╭─ Text passage

= Jericho Benedictines =

The Jericho Benedictines are a Society of Apostolic Life which is one of the forms of religious congregation within the Latin branch of the Catholic Church.

==History==

The Jericho Benedictines began in Paisley, Scotland, during the 1970s, when a group of men found themselves deeply moved by the plight of those who lived rough, and were marginalised by society because of their struggle with alcohol. Father James Ferguson, a priest of the Diocese of Paisley, gathered these men together and they chose the name 'Jericho Benedictines', a name which is highly significant.
The Jericho Benedictine website states that its members have the ministry of... "welcoming, supporting, and caring for those being 'passed by on the other side' irrespective of colour, class, creed, sex, or sexual orientation".

==Life==
Being a Society of Apostolic Life, the Jericho Benedictines are not a religious order and thus do not take the vows of poverty, chastity and obedience. However, they embrace these same charisms so that they may live simply, devote themselves totally to the ministry and be willing to go where they are most needed, even when this is inconvenient.

╰─
╭─ Listing

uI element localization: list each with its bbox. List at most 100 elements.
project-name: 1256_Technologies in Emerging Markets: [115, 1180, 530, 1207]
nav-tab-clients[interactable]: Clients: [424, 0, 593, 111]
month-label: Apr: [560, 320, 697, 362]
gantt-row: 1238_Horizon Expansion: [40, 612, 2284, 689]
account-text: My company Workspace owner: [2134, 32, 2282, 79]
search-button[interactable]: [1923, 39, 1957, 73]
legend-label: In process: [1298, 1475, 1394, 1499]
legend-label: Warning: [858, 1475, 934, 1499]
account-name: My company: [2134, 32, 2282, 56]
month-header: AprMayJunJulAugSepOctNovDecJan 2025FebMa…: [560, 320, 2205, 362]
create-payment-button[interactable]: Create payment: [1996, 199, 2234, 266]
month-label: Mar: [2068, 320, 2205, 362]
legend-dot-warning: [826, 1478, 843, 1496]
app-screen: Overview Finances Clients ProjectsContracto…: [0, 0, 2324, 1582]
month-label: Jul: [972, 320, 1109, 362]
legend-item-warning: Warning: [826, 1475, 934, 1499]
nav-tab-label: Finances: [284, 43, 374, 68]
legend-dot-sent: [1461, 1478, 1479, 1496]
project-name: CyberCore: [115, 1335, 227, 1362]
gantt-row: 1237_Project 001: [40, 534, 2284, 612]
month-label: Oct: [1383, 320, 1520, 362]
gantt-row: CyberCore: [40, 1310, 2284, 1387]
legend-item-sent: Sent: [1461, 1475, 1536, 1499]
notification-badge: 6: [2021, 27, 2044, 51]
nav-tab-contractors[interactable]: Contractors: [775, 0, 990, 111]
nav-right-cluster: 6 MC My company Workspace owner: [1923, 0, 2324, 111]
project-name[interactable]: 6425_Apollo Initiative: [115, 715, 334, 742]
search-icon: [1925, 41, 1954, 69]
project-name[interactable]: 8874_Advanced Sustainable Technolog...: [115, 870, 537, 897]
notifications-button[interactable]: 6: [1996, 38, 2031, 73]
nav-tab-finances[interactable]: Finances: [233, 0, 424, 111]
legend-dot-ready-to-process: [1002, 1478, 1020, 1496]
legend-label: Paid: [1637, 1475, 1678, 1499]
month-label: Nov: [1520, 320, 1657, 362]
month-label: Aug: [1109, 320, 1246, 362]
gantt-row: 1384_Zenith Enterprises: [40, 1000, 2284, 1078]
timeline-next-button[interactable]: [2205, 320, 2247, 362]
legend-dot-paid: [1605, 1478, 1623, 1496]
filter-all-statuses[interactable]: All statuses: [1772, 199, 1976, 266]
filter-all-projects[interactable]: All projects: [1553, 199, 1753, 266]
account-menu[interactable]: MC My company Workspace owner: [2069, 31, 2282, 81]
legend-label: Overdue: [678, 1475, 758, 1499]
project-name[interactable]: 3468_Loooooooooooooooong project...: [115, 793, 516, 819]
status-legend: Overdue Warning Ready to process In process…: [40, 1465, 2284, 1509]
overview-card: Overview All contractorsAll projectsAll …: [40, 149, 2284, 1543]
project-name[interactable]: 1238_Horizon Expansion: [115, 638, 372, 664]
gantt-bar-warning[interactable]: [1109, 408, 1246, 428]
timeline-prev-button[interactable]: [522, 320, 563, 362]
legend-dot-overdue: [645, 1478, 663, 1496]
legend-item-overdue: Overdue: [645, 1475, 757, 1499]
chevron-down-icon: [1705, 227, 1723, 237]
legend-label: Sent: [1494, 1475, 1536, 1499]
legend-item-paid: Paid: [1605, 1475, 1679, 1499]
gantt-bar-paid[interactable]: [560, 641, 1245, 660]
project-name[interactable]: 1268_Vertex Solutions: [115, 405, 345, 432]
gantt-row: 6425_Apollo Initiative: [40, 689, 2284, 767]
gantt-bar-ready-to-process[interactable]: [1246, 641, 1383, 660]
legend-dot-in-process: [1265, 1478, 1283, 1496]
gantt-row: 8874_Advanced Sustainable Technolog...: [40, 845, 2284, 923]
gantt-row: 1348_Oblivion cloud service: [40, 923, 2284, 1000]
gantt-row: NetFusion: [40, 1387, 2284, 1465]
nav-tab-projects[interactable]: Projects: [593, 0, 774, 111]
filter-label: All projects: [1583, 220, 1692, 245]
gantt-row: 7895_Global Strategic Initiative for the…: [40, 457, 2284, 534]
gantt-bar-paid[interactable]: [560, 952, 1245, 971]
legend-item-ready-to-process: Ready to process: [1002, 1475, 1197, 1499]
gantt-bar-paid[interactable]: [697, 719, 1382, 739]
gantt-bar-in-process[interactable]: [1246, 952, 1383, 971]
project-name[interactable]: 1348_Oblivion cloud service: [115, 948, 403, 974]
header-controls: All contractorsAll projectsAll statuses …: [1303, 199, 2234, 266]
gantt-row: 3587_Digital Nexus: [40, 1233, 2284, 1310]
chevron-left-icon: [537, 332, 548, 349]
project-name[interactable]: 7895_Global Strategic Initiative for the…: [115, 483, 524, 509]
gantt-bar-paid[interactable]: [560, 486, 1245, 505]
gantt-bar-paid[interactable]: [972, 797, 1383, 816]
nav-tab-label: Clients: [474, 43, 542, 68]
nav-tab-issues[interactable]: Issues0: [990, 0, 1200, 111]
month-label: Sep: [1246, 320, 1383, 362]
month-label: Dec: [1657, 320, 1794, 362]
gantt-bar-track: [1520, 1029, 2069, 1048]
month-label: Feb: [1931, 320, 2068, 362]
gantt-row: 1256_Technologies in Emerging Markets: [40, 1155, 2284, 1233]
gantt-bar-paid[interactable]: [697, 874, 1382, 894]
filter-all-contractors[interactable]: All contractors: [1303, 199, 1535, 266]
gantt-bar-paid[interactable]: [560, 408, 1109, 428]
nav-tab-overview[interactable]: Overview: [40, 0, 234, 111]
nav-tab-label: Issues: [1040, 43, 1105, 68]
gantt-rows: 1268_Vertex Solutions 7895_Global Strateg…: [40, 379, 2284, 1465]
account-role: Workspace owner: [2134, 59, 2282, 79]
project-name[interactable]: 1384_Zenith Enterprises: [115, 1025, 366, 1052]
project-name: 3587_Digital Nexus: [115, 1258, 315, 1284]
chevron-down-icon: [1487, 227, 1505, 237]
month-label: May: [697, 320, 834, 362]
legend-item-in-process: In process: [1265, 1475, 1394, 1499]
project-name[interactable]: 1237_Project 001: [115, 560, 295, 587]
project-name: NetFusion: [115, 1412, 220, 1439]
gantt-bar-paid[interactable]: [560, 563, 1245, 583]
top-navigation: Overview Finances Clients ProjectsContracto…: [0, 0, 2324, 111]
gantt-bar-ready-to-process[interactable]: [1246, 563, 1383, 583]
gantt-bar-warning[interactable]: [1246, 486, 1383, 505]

╰─

(What needs to be done):
Carry on the text about the Jericho Benedictines past its last sentence. The records were taken from a separate source.

(Result):
The Society accepts enquiries from single men between the ages of 20–50, with a minimum of two substantial visits (Monday–Friday) being required for the possibility of admission to postulancy, a period which lasts from six to nine months. After this there is a two-year novitiate in the Society's motherhouse (opened in 1990): the Monastery of Jesus at Kilbarchan, near the town of Johnstone in Renfrewshire. During this time, the member also solemnly renews his Baptismal promises. At the end of the novitiate the novice is received as an Oblate of Saint Benedict at Prinknash Abbey, Gloucestershire, with which the Jericho Benedictines have been granted an informal association. Thereafter, he returns to the motherhouse, making a temporary profession for three years, during which time both spiritual and secular development continue in order for the member to begin ministering at one of the Jericho inns. After the three-year period, he is received as a permanent member of the Community. The religious garb of the members is composed of a denim-coloured habit in the Benedictine style, with the letters JB (for Jericho Benedictines) emblazoned on the scapular.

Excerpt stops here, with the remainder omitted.